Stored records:
-------

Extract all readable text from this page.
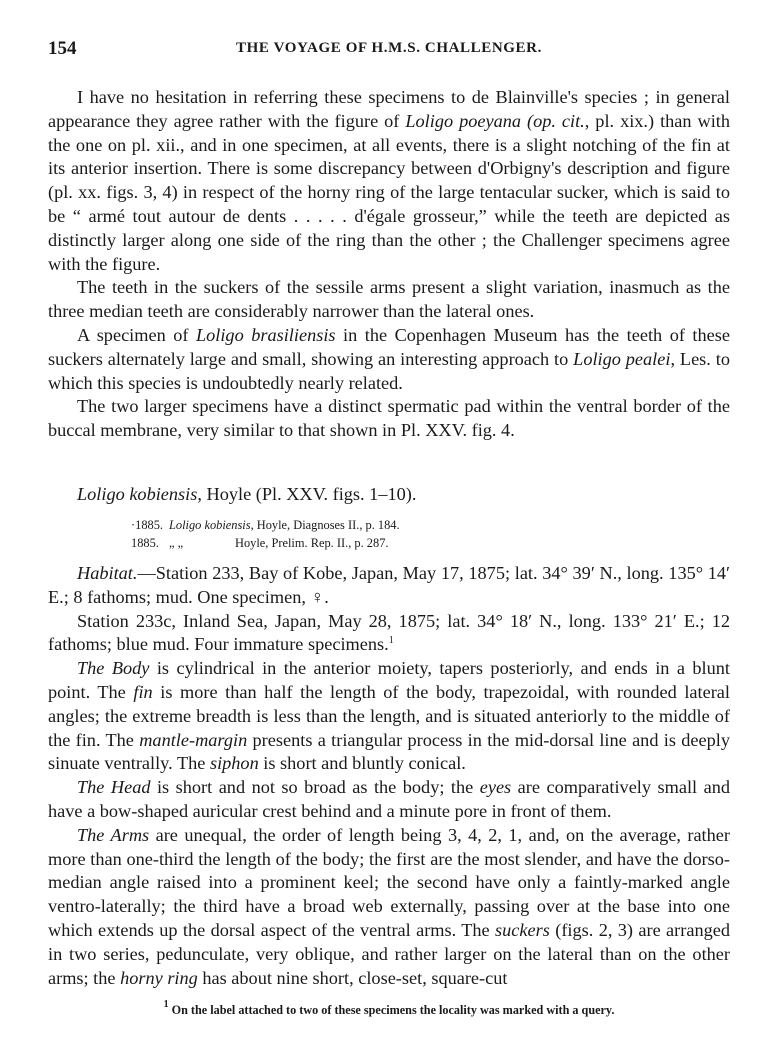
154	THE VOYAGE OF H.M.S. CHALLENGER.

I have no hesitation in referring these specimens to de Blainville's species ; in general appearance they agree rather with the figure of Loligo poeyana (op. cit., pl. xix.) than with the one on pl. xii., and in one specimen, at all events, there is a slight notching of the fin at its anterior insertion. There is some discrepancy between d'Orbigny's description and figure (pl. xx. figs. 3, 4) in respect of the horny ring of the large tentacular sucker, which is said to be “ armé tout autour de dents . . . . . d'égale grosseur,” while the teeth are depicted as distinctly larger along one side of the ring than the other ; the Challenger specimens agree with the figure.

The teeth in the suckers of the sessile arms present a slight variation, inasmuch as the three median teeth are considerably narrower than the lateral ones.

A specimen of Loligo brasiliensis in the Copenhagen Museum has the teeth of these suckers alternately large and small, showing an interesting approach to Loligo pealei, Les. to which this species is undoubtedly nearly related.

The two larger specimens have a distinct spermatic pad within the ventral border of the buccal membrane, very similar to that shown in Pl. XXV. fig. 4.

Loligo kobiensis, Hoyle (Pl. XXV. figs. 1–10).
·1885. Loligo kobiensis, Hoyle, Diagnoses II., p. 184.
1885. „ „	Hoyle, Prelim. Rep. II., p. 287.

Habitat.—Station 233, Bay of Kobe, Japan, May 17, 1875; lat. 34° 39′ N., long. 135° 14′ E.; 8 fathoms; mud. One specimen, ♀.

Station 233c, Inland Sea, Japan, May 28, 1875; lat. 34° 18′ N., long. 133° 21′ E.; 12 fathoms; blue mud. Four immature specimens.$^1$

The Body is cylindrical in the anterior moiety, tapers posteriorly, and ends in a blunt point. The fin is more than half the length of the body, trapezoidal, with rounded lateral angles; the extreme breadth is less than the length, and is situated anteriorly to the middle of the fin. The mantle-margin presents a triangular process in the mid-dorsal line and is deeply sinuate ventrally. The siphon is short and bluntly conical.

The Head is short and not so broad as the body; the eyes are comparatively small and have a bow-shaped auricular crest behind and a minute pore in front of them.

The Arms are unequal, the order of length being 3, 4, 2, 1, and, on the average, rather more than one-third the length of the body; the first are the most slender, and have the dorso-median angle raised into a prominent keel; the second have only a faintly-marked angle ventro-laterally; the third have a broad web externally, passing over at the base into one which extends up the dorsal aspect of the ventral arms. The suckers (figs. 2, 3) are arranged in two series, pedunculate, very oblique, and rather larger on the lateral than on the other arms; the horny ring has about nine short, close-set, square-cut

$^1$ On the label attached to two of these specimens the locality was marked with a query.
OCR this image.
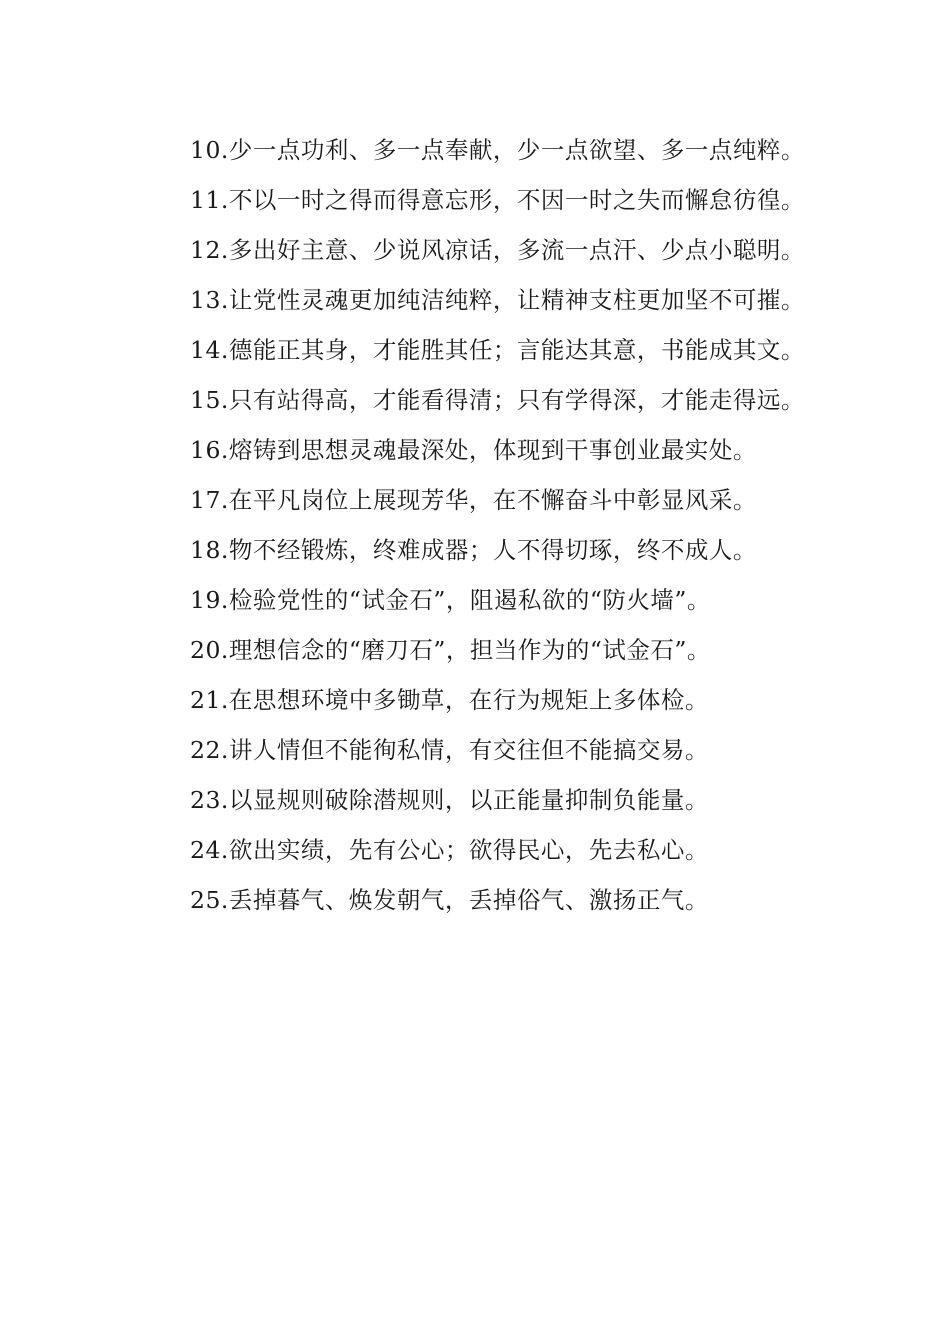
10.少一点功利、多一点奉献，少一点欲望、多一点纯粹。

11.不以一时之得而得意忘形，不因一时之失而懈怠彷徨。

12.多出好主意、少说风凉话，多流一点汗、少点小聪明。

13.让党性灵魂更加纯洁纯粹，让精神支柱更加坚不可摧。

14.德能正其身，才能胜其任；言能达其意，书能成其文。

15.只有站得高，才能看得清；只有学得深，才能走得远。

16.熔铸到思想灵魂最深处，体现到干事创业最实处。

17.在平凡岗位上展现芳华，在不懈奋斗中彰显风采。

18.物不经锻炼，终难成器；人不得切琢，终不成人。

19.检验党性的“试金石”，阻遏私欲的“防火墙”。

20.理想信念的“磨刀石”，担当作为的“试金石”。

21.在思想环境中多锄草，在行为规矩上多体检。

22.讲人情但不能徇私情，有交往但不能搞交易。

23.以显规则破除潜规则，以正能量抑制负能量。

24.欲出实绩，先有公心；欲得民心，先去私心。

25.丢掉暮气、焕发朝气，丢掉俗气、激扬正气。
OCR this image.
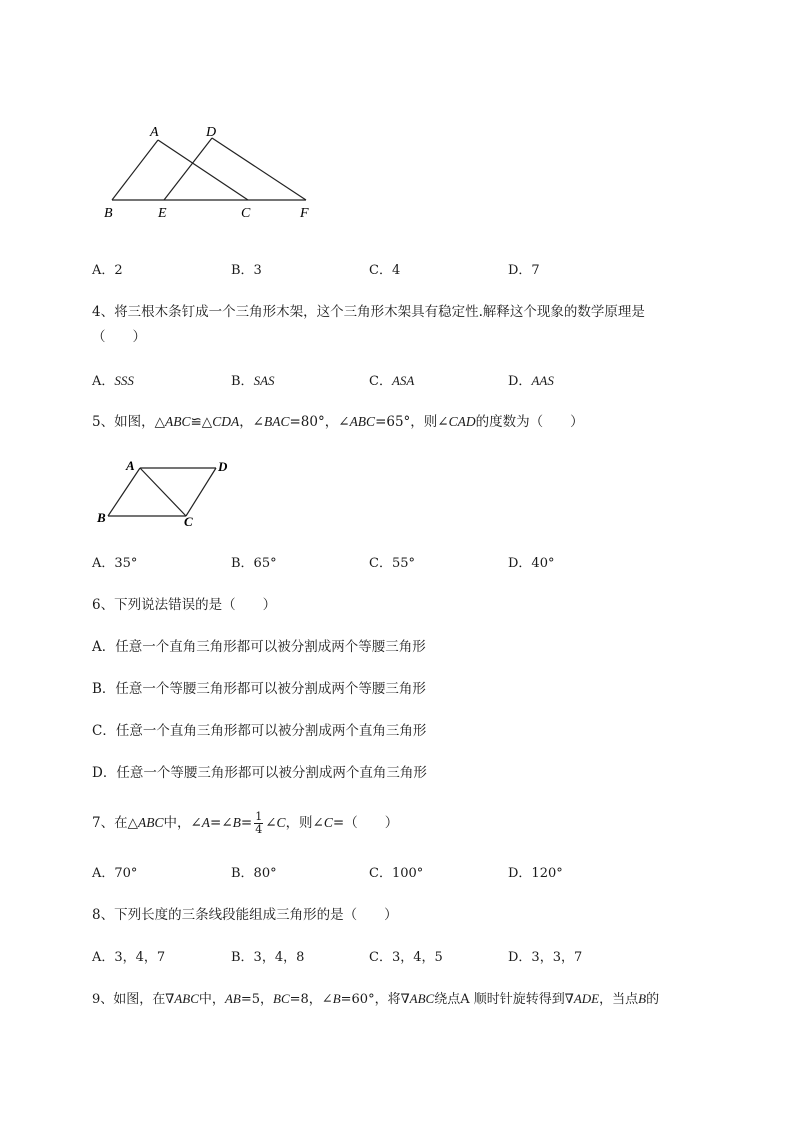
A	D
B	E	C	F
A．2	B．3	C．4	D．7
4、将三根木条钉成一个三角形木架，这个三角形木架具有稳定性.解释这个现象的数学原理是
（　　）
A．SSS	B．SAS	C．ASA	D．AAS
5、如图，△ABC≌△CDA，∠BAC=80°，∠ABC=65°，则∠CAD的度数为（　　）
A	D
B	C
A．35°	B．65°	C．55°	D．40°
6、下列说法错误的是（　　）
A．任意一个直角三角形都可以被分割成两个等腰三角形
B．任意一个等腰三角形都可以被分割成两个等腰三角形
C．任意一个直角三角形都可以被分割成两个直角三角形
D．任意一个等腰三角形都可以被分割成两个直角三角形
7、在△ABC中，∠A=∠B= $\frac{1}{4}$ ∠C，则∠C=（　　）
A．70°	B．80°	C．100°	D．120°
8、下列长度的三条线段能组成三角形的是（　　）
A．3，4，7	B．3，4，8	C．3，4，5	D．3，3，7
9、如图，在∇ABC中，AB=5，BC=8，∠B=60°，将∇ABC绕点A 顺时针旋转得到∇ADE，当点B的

-------

The problem:
Look over the listing above. Pick out and copy every line that includes "kobiensis".

Written answer:
Loligo kobiensis, Hoyle (Pl. XXV. figs. 1–10).
·1885. Loligo kobiensis, Hoyle, Diagnoses II., p. 184.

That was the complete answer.